DATA SECTION —
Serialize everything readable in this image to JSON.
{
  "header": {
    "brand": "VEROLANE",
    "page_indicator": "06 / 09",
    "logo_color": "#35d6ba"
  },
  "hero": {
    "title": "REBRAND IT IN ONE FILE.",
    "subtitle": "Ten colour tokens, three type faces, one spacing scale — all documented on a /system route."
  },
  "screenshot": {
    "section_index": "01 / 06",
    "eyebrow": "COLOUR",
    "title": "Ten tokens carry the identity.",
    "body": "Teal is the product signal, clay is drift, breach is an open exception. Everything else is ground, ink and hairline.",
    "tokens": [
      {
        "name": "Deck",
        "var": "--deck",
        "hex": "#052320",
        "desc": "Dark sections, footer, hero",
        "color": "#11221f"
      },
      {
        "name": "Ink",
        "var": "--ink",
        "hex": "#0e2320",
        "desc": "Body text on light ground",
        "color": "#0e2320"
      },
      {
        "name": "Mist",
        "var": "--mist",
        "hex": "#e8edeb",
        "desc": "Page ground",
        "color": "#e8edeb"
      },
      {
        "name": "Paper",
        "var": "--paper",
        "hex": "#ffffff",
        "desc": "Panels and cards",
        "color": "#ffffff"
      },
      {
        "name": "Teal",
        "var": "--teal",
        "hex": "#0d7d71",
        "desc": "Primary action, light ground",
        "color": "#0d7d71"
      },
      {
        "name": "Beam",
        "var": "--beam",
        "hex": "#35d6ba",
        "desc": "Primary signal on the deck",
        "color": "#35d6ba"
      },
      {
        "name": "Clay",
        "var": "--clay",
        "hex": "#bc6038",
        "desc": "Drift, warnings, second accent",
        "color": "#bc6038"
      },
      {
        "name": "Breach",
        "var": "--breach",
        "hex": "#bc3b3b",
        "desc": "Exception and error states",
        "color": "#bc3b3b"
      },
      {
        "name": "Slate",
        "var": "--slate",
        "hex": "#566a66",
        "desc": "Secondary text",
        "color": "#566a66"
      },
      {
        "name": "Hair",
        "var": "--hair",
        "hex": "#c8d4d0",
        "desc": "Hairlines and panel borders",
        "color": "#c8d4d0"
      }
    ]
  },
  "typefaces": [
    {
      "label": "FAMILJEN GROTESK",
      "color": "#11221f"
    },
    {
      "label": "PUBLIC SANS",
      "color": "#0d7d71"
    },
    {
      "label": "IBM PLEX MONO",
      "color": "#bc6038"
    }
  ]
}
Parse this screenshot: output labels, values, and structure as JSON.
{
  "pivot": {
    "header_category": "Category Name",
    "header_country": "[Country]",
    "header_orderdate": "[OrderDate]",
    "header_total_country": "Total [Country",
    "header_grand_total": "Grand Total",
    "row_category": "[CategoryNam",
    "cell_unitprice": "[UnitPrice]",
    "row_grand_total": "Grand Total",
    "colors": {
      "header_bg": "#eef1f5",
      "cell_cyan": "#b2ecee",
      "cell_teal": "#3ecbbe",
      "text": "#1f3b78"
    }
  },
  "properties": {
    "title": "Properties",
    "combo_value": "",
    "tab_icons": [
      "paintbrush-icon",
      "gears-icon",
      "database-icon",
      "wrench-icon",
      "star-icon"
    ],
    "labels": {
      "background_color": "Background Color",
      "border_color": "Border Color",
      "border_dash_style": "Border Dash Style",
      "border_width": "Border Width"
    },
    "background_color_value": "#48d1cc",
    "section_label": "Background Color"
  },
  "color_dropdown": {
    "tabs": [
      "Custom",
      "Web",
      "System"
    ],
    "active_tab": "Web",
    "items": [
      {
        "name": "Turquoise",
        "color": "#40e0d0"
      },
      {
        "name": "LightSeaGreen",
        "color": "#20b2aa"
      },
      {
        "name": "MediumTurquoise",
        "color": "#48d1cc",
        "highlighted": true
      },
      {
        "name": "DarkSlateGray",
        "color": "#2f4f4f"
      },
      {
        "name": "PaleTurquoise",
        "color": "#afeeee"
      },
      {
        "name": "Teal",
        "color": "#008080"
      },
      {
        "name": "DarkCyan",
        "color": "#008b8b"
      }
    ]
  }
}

WORK REQUIRED — Write out the whole listing again, exactly as it stands.

SOLUTION TO THE PROBLEM —
Serialize everything readable in this image to JSON.
{
  "header": {
    "brand": "VEROLANE",
    "page_indicator": "06 / 09",
    "logo_color": "#35d6ba"
  },
  "hero": {
    "title": "REBRAND IT IN ONE FILE.",
    "subtitle": "Ten colour tokens, three type faces, one spacing scale — all documented on a /system route."
  },
  "screenshot": {
    "section_index": "01 / 06",
    "eyebrow": "COLOUR",
    "title": "Ten tokens carry the identity.",
    "body": "Teal is the product signal, clay is drift, breach is an open exception. Everything else is ground, ink and hairline.",
    "tokens": [
      {
        "name": "Deck",
        "var": "--deck",
        "hex": "#052320",
        "desc": "Dark sections, footer, hero",
        "color": "#11221f"
      },
      {
        "name": "Ink",
        "var": "--ink",
        "hex": "#0e2320",
        "desc": "Body text on light ground",
        "color": "#0e2320"
      },
      {
        "name": "Mist",
        "var": "--mist",
        "hex": "#e8edeb",
        "desc": "Page ground",
        "color": "#e8edeb"
      },
      {
        "name": "Paper",
        "var": "--paper",
        "hex": "#ffffff",
        "desc": "Panels and cards",
        "color": "#ffffff"
      },
      {
        "name": "Teal",
        "var": "--teal",
        "hex": "#0d7d71",
        "desc": "Primary action, light ground",
        "color": "#0d7d71"
      },
      {
        "name": "Beam",
        "var": "--beam",
        "hex": "#35d6ba",
        "desc": "Primary signal on the deck",
        "color": "#35d6ba"
      },
      {
        "name": "Clay",
        "var": "--clay",
        "hex": "#bc6038",
        "desc": "Drift, warnings, second accent",
        "color": "#bc6038"
      },
      {
        "name": "Breach",
        "var": "--breach",
        "hex": "#bc3b3b",
        "desc": "Exception and error states",
        "color": "#bc3b3b"
      },
      {
        "name": "Slate",
        "var": "--slate",
        "hex": "#566a66",
        "desc": "Secondary text",
        "color": "#566a66"
      },
      {
        "name": "Hair",
        "var": "--hair",
        "hex": "#c8d4d0",
        "desc": "Hairlines and panel borders",
        "color": "#c8d4d0"
      }
    ]
  },
  "typefaces": [
    {
      "label": "FAMILJEN GROTESK",
      "color": "#11221f"
    },
    {
      "label": "PUBLIC SANS",
      "color": "#0d7d71"
    },
    {
      "label": "IBM PLEX MONO",
      "color": "#bc6038"
    }
  ]
}
Parse this screenshot: output labels, values, and structure as JSON.
{
  "pivot": {
    "header_category": "Category Name",
    "header_country": "[Country]",
    "header_orderdate": "[OrderDate]",
    "header_total_country": "Total [Country",
    "header_grand_total": "Grand Total",
    "row_category": "[CategoryNam",
    "cell_unitprice": "[UnitPrice]",
    "row_grand_total": "Grand Total",
    "colors": {
      "header_bg": "#eef1f5",
      "cell_cyan": "#b2ecee",
      "cell_teal": "#3ecbbe",
      "text": "#1f3b78"
    }
  },
  "properties": {
    "title": "Properties",
    "combo_value": "",
    "tab_icons": [
      "paintbrush-icon",
      "gears-icon",
      "database-icon",
      "wrench-icon",
      "star-icon"
    ],
    "labels": {
      "background_color": "Background Color",
      "border_color": "Border Color",
      "border_dash_style": "Border Dash Style",
      "border_width": "Border Width"
    },
    "background_color_value": "#48d1cc",
    "section_label": "Background Color"
  },
  "color_dropdown": {
    "tabs": [
      "Custom",
      "Web",
      "System"
    ],
    "active_tab": "Web",
    "items": [
      {
        "name": "Turquoise",
        "color": "#40e0d0"
      },
      {
        "name": "LightSeaGreen",
        "color": "#20b2aa"
      },
      {
        "name": "MediumTurquoise",
        "color": "#48d1cc",
        "highlighted": true
      },
      {
        "name": "DarkSlateGray",
        "color": "#2f4f4f"
      },
      {
        "name": "PaleTurquoise",
        "color": "#afeeee"
      },
      {
        "name": "Teal",
        "color": "#008080"
      },
      {
        "name": "DarkCyan",
        "color": "#008b8b"
      }
    ]
  }
}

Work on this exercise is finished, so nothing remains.